**Your goal**: Copy each line that holds "นหาในช".
═══ Record excerpts ═══
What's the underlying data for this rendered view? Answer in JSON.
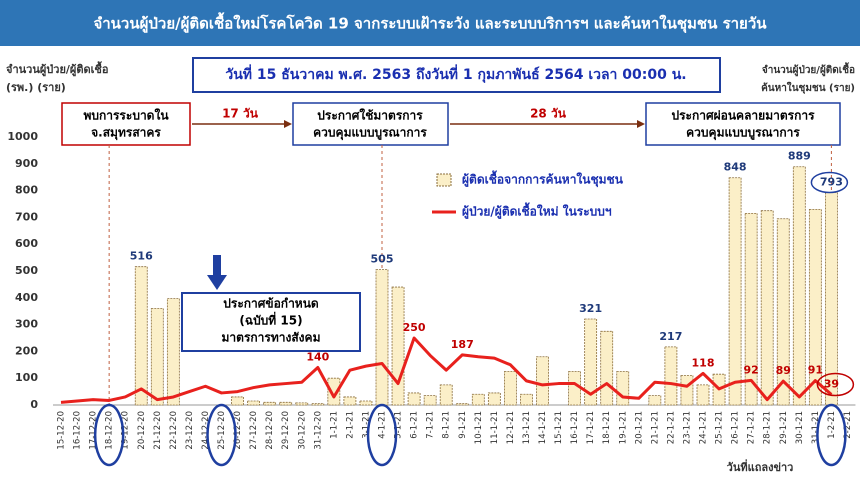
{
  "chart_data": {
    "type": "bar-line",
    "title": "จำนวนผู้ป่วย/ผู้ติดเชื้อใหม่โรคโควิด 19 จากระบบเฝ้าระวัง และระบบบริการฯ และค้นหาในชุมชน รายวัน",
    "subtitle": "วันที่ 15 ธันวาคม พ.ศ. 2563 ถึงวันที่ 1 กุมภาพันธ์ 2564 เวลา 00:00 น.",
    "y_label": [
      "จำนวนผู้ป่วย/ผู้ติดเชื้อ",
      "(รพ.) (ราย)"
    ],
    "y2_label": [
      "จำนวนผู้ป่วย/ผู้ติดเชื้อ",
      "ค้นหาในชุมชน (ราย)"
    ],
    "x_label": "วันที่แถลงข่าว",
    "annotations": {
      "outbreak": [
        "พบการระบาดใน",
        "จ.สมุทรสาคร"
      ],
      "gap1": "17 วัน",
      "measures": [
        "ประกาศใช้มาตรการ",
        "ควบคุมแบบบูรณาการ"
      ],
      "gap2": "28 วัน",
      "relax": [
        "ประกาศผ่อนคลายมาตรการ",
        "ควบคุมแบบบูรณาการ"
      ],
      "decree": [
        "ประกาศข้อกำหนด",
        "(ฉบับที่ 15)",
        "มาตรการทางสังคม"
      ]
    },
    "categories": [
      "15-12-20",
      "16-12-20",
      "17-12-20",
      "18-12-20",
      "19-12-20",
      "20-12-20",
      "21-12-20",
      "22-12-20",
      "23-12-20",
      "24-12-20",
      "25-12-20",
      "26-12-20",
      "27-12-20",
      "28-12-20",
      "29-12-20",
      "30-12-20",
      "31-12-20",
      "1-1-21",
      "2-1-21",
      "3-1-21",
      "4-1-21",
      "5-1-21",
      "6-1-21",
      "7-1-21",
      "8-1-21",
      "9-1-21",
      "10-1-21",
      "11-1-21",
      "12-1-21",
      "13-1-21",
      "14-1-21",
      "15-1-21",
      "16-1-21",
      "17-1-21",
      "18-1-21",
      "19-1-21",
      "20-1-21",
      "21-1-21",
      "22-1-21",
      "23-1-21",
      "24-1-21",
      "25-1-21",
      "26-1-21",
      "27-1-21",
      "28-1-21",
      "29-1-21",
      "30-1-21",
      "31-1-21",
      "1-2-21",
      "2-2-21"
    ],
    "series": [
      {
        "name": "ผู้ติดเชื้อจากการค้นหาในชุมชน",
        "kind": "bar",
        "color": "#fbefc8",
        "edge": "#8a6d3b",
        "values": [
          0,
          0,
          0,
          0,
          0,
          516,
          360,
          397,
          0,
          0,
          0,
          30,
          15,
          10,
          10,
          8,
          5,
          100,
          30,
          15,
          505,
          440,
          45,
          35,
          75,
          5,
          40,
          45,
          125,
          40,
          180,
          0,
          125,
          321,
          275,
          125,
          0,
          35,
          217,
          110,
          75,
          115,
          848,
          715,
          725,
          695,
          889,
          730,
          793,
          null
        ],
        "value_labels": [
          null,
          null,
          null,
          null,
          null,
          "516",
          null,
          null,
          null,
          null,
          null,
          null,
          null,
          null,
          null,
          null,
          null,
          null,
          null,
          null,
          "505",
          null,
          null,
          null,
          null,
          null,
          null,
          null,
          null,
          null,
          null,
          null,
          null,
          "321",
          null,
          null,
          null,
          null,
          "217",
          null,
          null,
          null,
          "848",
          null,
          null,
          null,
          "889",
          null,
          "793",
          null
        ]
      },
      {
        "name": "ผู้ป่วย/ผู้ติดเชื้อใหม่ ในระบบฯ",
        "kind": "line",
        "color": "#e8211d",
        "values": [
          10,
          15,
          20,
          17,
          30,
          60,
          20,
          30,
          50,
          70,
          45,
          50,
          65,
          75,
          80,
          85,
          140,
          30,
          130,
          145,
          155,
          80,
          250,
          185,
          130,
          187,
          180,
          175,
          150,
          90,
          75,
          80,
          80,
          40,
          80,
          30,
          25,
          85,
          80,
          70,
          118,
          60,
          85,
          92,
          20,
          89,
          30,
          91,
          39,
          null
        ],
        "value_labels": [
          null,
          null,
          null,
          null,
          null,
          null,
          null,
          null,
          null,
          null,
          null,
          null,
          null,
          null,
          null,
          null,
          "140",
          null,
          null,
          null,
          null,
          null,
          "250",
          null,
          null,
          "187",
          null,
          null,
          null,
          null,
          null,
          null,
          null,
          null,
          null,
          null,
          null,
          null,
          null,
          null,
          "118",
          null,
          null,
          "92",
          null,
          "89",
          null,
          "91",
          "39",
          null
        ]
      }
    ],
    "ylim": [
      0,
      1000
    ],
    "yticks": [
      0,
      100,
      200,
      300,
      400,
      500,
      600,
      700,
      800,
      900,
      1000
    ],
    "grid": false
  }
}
═══
**Solution for this problem**:
    "title": "จำนวนผู้ป่วย/ผู้ติดเชื้อใหม่โรคโควิด 19 จากระบบเฝ้าระวัง และระบบบริการฯ และค้นหาในชุมชน รายวัน",
      "ค้นหาในชุมชน (ราย)"
        "name": "ผู้ติดเชื้อจากการค้นหาในชุมชน",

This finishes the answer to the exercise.